→ **Directive**
Gather the lines that hold the string "JSON".
>>>>>
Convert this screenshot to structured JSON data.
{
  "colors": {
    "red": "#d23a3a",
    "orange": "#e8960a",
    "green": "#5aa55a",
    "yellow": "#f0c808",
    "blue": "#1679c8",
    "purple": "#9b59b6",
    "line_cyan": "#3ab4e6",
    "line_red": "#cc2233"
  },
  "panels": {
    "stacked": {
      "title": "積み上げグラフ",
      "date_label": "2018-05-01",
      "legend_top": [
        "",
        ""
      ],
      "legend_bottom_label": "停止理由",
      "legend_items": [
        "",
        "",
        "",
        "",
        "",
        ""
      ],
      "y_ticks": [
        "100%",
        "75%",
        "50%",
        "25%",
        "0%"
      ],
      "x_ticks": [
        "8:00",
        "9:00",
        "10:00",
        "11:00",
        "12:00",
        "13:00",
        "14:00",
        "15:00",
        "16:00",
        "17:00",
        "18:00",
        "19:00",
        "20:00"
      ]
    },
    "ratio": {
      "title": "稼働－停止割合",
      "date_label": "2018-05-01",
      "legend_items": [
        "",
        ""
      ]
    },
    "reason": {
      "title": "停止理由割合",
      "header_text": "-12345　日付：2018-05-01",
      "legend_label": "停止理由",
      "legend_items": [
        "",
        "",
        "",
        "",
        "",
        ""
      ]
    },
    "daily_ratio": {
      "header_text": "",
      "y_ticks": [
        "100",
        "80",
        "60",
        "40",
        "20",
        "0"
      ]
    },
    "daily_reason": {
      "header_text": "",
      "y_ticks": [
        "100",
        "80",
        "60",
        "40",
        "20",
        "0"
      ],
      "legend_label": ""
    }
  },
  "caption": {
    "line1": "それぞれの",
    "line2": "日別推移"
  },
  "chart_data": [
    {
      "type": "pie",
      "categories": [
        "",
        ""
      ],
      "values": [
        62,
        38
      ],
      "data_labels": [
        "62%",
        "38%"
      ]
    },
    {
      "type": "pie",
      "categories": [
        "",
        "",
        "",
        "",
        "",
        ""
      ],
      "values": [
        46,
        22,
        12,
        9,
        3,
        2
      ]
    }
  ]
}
<<<<<
>>>>>
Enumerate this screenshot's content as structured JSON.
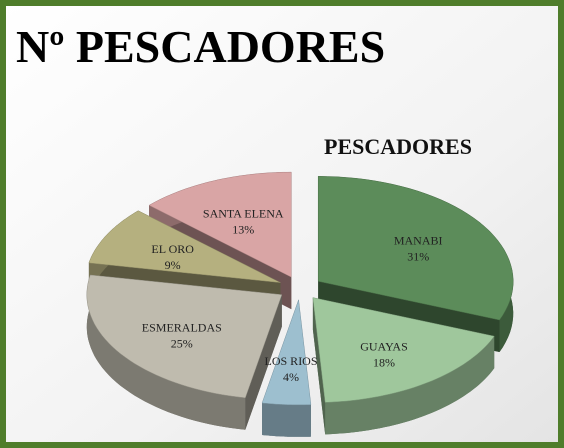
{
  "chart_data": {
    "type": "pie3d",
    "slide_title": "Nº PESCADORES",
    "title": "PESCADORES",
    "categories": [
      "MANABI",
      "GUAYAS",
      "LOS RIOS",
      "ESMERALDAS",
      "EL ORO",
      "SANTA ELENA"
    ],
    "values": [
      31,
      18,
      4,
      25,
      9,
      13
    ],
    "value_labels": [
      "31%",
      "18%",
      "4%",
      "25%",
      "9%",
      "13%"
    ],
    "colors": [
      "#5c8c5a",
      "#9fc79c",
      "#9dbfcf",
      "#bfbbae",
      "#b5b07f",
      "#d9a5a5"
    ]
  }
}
<<<<<
→ **Answer to this problem**
Convert this screenshot to structured JSON data.
Enumerate this screenshot's content as structured JSON.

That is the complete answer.